**Problem description:** Copy out each of the following entries word for word, line by line, with nothing changed.

**Input for this task:**
• • • • • • •
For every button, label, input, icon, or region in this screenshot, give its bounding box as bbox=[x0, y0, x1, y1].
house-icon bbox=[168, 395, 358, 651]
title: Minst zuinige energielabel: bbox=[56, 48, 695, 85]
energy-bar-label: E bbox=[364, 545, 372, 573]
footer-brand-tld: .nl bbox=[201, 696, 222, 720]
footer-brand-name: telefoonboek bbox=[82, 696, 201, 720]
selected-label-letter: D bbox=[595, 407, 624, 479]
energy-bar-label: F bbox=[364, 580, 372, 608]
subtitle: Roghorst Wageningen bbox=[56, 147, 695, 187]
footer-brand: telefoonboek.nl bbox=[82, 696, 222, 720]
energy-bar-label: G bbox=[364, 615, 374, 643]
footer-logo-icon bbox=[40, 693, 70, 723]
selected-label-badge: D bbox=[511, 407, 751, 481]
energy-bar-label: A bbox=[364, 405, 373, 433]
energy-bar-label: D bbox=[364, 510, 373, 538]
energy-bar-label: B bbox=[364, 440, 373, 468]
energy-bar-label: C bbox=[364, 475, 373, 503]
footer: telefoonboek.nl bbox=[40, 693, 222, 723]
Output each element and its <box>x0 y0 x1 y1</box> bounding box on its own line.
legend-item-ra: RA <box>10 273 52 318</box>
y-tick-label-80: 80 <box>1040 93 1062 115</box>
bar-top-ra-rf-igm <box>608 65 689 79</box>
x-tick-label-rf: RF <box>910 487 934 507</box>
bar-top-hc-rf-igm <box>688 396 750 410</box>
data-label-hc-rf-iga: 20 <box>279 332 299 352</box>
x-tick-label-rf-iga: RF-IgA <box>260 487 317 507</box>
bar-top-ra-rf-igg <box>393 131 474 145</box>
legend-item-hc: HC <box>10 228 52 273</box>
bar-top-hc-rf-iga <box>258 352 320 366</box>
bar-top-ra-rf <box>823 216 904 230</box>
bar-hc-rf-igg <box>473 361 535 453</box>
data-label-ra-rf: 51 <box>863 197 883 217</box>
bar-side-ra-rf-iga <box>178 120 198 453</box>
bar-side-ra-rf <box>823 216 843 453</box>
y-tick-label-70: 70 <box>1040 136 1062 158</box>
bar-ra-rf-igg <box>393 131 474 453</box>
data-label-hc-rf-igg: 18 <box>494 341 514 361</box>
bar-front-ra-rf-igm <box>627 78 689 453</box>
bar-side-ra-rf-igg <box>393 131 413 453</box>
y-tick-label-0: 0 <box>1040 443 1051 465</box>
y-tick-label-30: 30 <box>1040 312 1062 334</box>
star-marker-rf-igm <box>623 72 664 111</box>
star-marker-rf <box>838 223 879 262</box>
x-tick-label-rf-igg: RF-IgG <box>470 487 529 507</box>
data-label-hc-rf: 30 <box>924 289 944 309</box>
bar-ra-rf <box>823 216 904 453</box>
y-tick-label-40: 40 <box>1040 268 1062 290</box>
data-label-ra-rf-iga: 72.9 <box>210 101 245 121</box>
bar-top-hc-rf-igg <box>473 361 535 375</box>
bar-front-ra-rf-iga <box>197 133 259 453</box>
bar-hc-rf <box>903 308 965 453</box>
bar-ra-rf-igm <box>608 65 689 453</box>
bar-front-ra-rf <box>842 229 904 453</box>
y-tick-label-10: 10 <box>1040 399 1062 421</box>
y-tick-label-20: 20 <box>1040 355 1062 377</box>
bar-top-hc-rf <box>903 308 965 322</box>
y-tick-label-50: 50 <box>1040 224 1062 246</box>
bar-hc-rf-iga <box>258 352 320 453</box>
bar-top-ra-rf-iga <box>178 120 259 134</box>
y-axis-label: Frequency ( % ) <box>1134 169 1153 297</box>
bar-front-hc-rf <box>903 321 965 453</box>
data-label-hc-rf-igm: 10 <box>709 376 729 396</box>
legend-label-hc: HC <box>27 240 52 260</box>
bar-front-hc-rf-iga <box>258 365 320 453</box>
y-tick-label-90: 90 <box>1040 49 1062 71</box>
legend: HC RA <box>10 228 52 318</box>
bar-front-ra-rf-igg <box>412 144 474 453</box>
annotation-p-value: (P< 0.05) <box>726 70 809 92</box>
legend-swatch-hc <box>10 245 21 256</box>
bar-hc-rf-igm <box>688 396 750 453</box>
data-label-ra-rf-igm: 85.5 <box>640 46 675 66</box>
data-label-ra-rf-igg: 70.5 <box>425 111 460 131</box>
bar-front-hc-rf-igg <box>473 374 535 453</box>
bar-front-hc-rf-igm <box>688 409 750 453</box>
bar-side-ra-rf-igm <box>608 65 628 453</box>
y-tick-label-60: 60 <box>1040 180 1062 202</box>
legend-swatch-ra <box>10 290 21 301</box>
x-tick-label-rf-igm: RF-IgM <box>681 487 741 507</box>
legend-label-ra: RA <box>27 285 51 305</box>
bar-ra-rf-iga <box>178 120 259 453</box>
• • • • • • •
**Solution for this task:**
For every button, label, input, icon, or region in this screenshot, give its bounding box as bbox=[x0, y0, x1, y1].
house-icon bbox=[168, 395, 358, 651]
title: Minst zuinige energielabel: bbox=[56, 48, 695, 85]
energy-bar-label: E bbox=[364, 545, 372, 573]
footer-brand-tld: .nl bbox=[201, 696, 222, 720]
footer-brand-name: telefoonboek bbox=[82, 696, 201, 720]
selected-label-letter: D bbox=[595, 407, 624, 479]
energy-bar-label: F bbox=[364, 580, 372, 608]
subtitle: Roghorst Wageningen bbox=[56, 147, 695, 187]
footer-brand: telefoonboek.nl bbox=[82, 696, 222, 720]
energy-bar-label: G bbox=[364, 615, 374, 643]
footer-logo-icon bbox=[40, 693, 70, 723]
selected-label-badge: D bbox=[511, 407, 751, 481]
energy-bar-label: A bbox=[364, 405, 373, 433]
energy-bar-label: D bbox=[364, 510, 373, 538]
energy-bar-label: B bbox=[364, 440, 373, 468]
energy-bar-label: C bbox=[364, 475, 373, 503]
footer: telefoonboek.nl bbox=[40, 693, 222, 723]
Output each element and its <box>x0 y0 x1 y1</box> bounding box on its own line.
legend-item-ra: RA <box>10 273 52 318</box>
y-tick-label-80: 80 <box>1040 93 1062 115</box>
bar-top-ra-rf-igm <box>608 65 689 79</box>
x-tick-label-rf: RF <box>910 487 934 507</box>
bar-top-hc-rf-igm <box>688 396 750 410</box>
data-label-hc-rf-iga: 20 <box>279 332 299 352</box>
x-tick-label-rf-iga: RF-IgA <box>260 487 317 507</box>
bar-top-ra-rf-igg <box>393 131 474 145</box>
legend-item-hc: HC <box>10 228 52 273</box>
bar-top-hc-rf-iga <box>258 352 320 366</box>
bar-top-ra-rf <box>823 216 904 230</box>
bar-hc-rf-igg <box>473 361 535 453</box>
data-label-ra-rf: 51 <box>863 197 883 217</box>
bar-side-ra-rf-iga <box>178 120 198 453</box>
bar-side-ra-rf <box>823 216 843 453</box>
y-tick-label-70: 70 <box>1040 136 1062 158</box>
bar-ra-rf-igg <box>393 131 474 453</box>
data-label-hc-rf-igg: 18 <box>494 341 514 361</box>
bar-front-ra-rf-igm <box>627 78 689 453</box>
bar-side-ra-rf-igg <box>393 131 413 453</box>
y-tick-label-0: 0 <box>1040 443 1051 465</box>
y-tick-label-30: 30 <box>1040 312 1062 334</box>
star-marker-rf-igm <box>623 72 664 111</box>
star-marker-rf <box>838 223 879 262</box>
x-tick-label-rf-igg: RF-IgG <box>470 487 529 507</box>
data-label-hc-rf: 30 <box>924 289 944 309</box>
bar-ra-rf <box>823 216 904 453</box>
y-tick-label-40: 40 <box>1040 268 1062 290</box>
data-label-ra-rf-iga: 72.9 <box>210 101 245 121</box>
bar-top-hc-rf-igg <box>473 361 535 375</box>
bar-front-ra-rf-iga <box>197 133 259 453</box>
bar-hc-rf <box>903 308 965 453</box>
bar-ra-rf-igm <box>608 65 689 453</box>
bar-front-ra-rf <box>842 229 904 453</box>
y-tick-label-10: 10 <box>1040 399 1062 421</box>
y-tick-label-20: 20 <box>1040 355 1062 377</box>
bar-top-hc-rf <box>903 308 965 322</box>
y-tick-label-50: 50 <box>1040 224 1062 246</box>
bar-hc-rf-iga <box>258 352 320 453</box>
bar-top-ra-rf-iga <box>178 120 259 134</box>
y-axis-label: Frequency ( % ) <box>1134 169 1153 297</box>
bar-front-hc-rf <box>903 321 965 453</box>
data-label-hc-rf-igm: 10 <box>709 376 729 396</box>
legend-label-hc: HC <box>27 240 52 260</box>
bar-front-hc-rf-iga <box>258 365 320 453</box>
y-tick-label-90: 90 <box>1040 49 1062 71</box>
legend: HC RA <box>10 228 52 318</box>
bar-front-ra-rf-igg <box>412 144 474 453</box>
annotation-p-value: (P< 0.05) <box>726 70 809 92</box>
legend-swatch-hc <box>10 245 21 256</box>
bar-hc-rf-igm <box>688 396 750 453</box>
data-label-ra-rf-igm: 85.5 <box>640 46 675 66</box>
data-label-ra-rf-igg: 70.5 <box>425 111 460 131</box>
bar-front-hc-rf-igg <box>473 374 535 453</box>
bar-front-hc-rf-igm <box>688 409 750 453</box>
bar-side-ra-rf-igm <box>608 65 628 453</box>
y-tick-label-60: 60 <box>1040 180 1062 202</box>
legend-swatch-ra <box>10 290 21 301</box>
x-tick-label-rf-igm: RF-IgM <box>681 487 741 507</box>
legend-label-ra: RA <box>27 285 51 305</box>
bar-ra-rf-iga <box>178 120 259 453</box>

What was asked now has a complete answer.